Return a copy of each line that holds the string "text".

(Lines of data)
————

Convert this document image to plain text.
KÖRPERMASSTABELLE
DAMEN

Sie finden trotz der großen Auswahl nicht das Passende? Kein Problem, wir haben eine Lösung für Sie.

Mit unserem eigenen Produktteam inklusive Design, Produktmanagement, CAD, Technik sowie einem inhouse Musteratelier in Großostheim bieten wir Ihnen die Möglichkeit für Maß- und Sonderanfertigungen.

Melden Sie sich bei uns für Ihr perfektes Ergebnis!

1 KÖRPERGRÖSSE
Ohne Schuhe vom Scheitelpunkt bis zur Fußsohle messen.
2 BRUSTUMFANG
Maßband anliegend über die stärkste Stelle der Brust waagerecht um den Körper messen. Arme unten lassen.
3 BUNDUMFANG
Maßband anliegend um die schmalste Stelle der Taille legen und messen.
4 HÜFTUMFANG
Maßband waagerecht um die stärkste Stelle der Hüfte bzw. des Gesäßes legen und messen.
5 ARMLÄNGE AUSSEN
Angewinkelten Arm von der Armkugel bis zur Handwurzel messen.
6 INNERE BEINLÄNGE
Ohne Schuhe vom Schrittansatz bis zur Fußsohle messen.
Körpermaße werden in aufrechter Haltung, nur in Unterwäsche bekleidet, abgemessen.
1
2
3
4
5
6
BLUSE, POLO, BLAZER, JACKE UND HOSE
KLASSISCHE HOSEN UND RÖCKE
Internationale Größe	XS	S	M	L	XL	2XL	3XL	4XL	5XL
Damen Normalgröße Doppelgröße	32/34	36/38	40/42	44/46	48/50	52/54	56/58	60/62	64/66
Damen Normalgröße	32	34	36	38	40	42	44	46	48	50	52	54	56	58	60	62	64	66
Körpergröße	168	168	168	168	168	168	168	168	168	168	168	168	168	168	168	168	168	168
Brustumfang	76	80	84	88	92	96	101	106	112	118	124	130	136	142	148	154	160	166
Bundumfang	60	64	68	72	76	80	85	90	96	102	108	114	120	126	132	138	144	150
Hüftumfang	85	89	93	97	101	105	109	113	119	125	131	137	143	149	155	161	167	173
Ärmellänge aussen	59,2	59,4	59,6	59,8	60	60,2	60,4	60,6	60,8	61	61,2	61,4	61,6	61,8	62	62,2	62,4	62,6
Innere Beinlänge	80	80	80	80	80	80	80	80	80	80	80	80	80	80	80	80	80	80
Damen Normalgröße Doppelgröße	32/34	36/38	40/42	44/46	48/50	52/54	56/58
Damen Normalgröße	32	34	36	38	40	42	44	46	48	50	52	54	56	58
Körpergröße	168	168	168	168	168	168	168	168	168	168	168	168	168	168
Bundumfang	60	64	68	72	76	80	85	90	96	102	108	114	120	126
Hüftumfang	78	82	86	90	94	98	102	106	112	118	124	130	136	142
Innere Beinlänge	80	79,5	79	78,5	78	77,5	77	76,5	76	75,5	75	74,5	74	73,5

————

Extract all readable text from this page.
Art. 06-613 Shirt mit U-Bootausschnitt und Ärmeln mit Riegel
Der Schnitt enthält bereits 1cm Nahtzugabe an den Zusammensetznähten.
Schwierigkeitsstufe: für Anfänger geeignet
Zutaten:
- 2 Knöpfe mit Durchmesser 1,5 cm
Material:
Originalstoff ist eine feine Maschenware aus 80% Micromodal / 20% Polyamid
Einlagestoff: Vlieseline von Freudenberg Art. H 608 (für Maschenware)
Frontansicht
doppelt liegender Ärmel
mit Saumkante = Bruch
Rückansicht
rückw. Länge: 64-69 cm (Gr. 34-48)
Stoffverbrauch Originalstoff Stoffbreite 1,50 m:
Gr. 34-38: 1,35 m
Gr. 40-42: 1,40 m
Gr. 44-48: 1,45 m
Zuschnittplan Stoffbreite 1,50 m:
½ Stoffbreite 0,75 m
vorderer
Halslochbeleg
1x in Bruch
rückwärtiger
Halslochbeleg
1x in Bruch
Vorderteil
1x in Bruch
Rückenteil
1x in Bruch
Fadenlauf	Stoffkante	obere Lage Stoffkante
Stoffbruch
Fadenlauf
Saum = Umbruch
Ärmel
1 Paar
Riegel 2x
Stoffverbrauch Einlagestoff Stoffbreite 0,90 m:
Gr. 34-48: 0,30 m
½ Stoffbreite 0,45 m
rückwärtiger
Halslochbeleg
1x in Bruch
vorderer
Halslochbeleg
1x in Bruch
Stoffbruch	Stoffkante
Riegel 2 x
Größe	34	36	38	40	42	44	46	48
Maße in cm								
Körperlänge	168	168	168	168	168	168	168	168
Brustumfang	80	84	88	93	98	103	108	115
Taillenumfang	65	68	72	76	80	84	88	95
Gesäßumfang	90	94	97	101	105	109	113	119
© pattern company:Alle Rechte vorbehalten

————

> REPLY TO THE TASK:
Convert this document image to plain text.
Extract all readable text from this page.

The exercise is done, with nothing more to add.